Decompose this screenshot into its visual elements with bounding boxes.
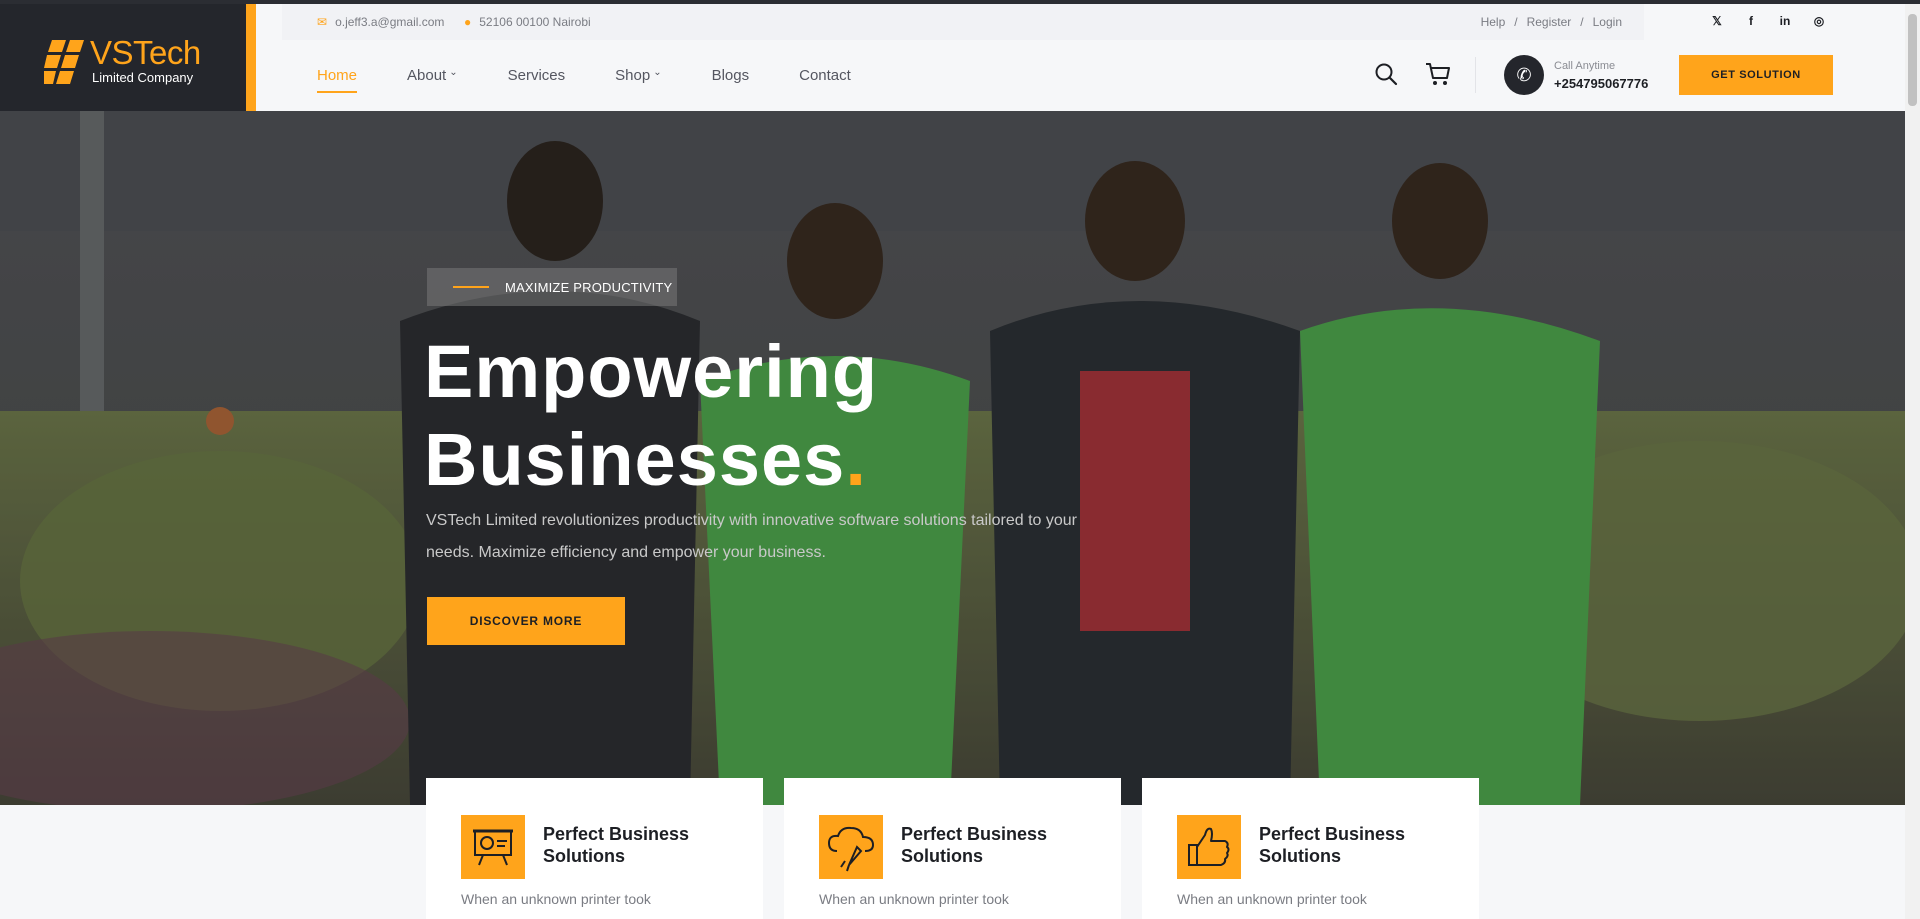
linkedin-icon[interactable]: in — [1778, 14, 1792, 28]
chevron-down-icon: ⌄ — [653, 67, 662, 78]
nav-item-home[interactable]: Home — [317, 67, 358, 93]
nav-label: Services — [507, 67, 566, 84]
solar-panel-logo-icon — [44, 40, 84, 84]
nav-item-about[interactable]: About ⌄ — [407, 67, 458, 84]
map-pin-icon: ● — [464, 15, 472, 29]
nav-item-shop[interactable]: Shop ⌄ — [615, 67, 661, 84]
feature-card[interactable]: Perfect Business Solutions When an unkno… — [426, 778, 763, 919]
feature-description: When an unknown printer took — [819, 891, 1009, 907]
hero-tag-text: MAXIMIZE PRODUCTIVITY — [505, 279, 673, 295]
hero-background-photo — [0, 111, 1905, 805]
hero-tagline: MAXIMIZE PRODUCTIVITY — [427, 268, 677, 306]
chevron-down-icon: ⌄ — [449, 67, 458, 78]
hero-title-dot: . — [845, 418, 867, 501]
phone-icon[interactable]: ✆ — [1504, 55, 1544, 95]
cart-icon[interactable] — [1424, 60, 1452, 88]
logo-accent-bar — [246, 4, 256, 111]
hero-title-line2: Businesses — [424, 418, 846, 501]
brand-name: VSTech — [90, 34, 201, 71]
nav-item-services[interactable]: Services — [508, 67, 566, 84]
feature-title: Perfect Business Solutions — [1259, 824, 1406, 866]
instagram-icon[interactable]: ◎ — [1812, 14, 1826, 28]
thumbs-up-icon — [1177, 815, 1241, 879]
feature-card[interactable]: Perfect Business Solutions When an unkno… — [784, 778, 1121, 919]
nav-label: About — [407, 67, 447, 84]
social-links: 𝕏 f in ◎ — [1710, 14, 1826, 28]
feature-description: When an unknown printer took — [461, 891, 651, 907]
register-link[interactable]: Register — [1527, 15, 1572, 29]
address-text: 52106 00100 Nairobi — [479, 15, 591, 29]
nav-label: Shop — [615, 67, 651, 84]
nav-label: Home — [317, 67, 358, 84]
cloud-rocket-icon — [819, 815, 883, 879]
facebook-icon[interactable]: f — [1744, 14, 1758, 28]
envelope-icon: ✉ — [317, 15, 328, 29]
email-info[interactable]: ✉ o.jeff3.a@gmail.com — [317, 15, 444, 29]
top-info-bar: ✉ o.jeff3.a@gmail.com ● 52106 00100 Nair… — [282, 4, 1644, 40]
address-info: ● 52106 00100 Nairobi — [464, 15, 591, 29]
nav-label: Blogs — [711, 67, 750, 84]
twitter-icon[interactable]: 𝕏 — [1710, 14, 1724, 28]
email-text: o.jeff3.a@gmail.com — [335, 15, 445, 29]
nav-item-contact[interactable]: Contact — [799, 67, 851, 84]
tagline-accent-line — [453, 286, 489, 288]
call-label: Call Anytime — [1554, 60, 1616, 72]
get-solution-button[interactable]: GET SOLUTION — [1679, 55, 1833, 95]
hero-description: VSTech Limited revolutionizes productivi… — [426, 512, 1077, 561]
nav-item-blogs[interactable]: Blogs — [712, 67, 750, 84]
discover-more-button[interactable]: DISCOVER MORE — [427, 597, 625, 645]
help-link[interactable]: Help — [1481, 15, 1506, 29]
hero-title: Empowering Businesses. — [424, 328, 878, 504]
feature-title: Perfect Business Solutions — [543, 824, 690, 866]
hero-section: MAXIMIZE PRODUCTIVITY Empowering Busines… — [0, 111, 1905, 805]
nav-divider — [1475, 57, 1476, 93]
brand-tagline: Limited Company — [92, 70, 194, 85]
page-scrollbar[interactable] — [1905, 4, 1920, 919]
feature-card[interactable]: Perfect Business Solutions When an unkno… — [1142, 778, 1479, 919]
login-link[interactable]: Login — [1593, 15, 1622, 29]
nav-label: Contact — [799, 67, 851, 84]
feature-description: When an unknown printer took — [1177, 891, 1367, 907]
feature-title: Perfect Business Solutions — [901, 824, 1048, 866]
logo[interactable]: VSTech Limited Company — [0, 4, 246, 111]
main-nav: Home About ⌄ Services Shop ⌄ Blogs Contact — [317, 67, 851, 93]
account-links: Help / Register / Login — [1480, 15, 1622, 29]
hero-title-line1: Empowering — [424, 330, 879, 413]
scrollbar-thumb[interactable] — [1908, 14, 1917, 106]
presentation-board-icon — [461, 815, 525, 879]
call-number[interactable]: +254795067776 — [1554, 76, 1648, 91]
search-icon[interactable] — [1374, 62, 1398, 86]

__________

◆ Set problem ◆
Copy the listing above word for word, leaving out the picture.

◆ Written solution ◆
Decompose this screenshot into its visual elements with bounding boxes.
linkedin-icon[interactable]: in — [1778, 14, 1792, 28]
chevron-down-icon: ⌄ — [653, 67, 662, 78]
nav-item-home[interactable]: Home — [317, 67, 358, 93]
nav-label: Services — [507, 67, 566, 84]
solar-panel-logo-icon — [44, 40, 84, 84]
nav-item-about[interactable]: About ⌄ — [407, 67, 458, 84]
map-pin-icon: ● — [464, 15, 472, 29]
nav-item-shop[interactable]: Shop ⌄ — [615, 67, 661, 84]
feature-card[interactable]: Perfect Business Solutions When an unkno… — [426, 778, 763, 919]
feature-description: When an unknown printer took — [819, 891, 1009, 907]
hero-tag-text: MAXIMIZE PRODUCTIVITY — [505, 279, 673, 295]
hero-background-photo — [0, 111, 1905, 805]
hero-tagline: MAXIMIZE PRODUCTIVITY — [427, 268, 677, 306]
chevron-down-icon: ⌄ — [449, 67, 458, 78]
hero-title-dot: . — [845, 418, 867, 501]
phone-icon[interactable]: ✆ — [1504, 55, 1544, 95]
cart-icon[interactable] — [1424, 60, 1452, 88]
logo-accent-bar — [246, 4, 256, 111]
hero-title-line2: Businesses — [424, 418, 846, 501]
brand-name: VSTech — [90, 34, 201, 71]
nav-item-services[interactable]: Services — [508, 67, 566, 84]
feature-title: Perfect Business Solutions — [1259, 824, 1406, 866]
instagram-icon[interactable]: ◎ — [1812, 14, 1826, 28]
thumbs-up-icon — [1177, 815, 1241, 879]
feature-card[interactable]: Perfect Business Solutions When an unkno… — [784, 778, 1121, 919]
nav-label: About — [407, 67, 447, 84]
social-links: 𝕏 f in ◎ — [1710, 14, 1826, 28]
feature-description: When an unknown printer took — [461, 891, 651, 907]
register-link[interactable]: Register — [1527, 15, 1572, 29]
address-text: 52106 00100 Nairobi — [479, 15, 591, 29]
nav-label: Shop — [615, 67, 651, 84]
nav-label: Home — [317, 67, 358, 84]
cloud-rocket-icon — [819, 815, 883, 879]
facebook-icon[interactable]: f — [1744, 14, 1758, 28]
envelope-icon: ✉ — [317, 15, 328, 29]
email-info[interactable]: ✉ o.jeff3.a@gmail.com — [317, 15, 444, 29]
top-info-bar: ✉ o.jeff3.a@gmail.com ● 52106 00100 Nair… — [282, 4, 1644, 40]
address-info: ● 52106 00100 Nairobi — [464, 15, 591, 29]
nav-label: Blogs — [711, 67, 750, 84]
twitter-icon[interactable]: 𝕏 — [1710, 14, 1724, 28]
email-text: o.jeff3.a@gmail.com — [335, 15, 445, 29]
nav-item-contact[interactable]: Contact — [799, 67, 851, 84]
tagline-accent-line — [453, 286, 489, 288]
call-label: Call Anytime — [1554, 60, 1616, 72]
get-solution-button[interactable]: GET SOLUTION — [1679, 55, 1833, 95]
hero-description: VSTech Limited revolutionizes productivi… — [426, 512, 1077, 561]
nav-item-blogs[interactable]: Blogs — [712, 67, 750, 84]
discover-more-button[interactable]: DISCOVER MORE — [427, 597, 625, 645]
help-link[interactable]: Help — [1481, 15, 1506, 29]
hero-title: Empowering Businesses. — [424, 328, 878, 504]
feature-title: Perfect Business Solutions — [543, 824, 690, 866]
hero-section: MAXIMIZE PRODUCTIVITY Empowering Busines… — [0, 111, 1905, 805]
nav-divider — [1475, 57, 1476, 93]
brand-tagline: Limited Company — [92, 70, 194, 85]
page-scrollbar[interactable] — [1905, 4, 1920, 919]
feature-card[interactable]: Perfect Business Solutions When an unkno… — [1142, 778, 1479, 919]
login-link[interactable]: Login — [1593, 15, 1622, 29]
nav-label: Contact — [799, 67, 851, 84]
feature-description: When an unknown printer took — [1177, 891, 1367, 907]
feature-title: Perfect Business Solutions — [901, 824, 1048, 866]
logo[interactable]: VSTech Limited Company — [0, 4, 246, 111]
main-nav: Home About ⌄ Services Shop ⌄ Blogs Contact — [317, 67, 851, 93]
account-links: Help / Register / Login — [1480, 15, 1622, 29]
hero-title-line1: Empowering — [424, 330, 879, 413]
scrollbar-thumb[interactable] — [1908, 14, 1917, 106]
presentation-board-icon — [461, 815, 525, 879]
call-number[interactable]: +254795067776 — [1554, 76, 1648, 91]
search-icon[interactable] — [1374, 62, 1398, 86]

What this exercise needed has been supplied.